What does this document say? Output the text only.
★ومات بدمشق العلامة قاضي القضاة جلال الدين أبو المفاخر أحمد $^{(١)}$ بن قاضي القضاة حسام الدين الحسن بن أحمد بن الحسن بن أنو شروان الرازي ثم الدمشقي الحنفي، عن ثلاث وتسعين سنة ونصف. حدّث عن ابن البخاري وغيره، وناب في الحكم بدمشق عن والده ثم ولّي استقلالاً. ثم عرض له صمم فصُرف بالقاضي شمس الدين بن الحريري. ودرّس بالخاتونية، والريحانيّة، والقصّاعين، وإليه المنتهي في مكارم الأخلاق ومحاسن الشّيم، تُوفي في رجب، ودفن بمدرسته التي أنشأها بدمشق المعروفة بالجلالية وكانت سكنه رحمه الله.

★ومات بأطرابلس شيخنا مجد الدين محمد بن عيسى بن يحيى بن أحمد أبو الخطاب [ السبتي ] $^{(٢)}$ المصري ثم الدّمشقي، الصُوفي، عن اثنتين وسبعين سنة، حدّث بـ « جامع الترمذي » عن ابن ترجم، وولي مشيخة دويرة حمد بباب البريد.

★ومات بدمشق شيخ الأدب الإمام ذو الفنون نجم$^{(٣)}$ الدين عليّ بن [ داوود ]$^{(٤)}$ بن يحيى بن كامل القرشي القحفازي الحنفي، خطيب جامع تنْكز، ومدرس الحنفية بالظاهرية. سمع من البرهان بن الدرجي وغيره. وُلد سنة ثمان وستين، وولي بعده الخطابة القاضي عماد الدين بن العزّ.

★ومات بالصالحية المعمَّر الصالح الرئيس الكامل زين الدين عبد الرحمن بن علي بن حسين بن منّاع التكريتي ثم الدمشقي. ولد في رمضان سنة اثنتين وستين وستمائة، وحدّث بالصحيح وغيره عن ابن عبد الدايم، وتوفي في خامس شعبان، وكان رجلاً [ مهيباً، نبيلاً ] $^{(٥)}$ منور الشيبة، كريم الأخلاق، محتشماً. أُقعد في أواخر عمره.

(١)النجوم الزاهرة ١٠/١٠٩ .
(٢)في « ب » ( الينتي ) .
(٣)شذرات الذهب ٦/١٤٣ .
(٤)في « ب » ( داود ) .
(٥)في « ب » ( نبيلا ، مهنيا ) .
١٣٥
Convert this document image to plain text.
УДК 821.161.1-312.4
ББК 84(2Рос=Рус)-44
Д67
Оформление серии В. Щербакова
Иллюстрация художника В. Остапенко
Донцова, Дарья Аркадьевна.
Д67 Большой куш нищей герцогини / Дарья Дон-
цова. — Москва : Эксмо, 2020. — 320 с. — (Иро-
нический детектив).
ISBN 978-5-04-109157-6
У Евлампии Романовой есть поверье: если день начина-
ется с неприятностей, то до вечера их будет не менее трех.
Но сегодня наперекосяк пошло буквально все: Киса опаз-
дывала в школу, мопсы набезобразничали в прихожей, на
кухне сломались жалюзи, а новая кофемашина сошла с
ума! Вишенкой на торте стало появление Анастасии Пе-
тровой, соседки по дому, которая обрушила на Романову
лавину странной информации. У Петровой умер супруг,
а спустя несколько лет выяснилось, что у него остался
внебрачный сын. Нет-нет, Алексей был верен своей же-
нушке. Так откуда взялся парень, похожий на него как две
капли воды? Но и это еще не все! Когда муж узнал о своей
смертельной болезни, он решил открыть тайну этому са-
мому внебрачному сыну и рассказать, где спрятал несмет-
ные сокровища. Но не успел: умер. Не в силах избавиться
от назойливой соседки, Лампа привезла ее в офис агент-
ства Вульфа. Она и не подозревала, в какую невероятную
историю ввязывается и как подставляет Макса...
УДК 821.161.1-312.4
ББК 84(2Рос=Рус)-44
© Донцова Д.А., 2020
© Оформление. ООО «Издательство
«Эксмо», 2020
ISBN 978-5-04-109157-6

- _TASK_
Find the string "يحيى" in the records, then copy each line where it occurs.

- _EXERCISE OUTPUT_
★ومات بأطرابلس شيخنا مجد الدين محمد بن عيسى بن يحيى بن أحمد أبو الخطاب [ السبتي ] $^{(٢)}$ المصري ثم الدّمشقي، الصُوفي، عن اثنتين وسبعين سنة، حدّث بـ « جامع الترمذي » عن ابن ترجم، وولي مشيخة دويرة حمد بباب البريد.
★ومات بدمشق شيخ الأدب الإمام ذو الفنون نجم$^{(٣)}$ الدين عليّ بن [ داوود ]$^{(٤)}$ بن يحيى بن كامل القرشي القحفازي الحنفي، خطيب جامع تنْكز، ومدرس الحنفية بالظاهرية. سمع من البرهان بن الدرجي وغيره. وُلد سنة ثمان وستين، وولي بعده الخطابة القاضي عماد الدين بن العزّ.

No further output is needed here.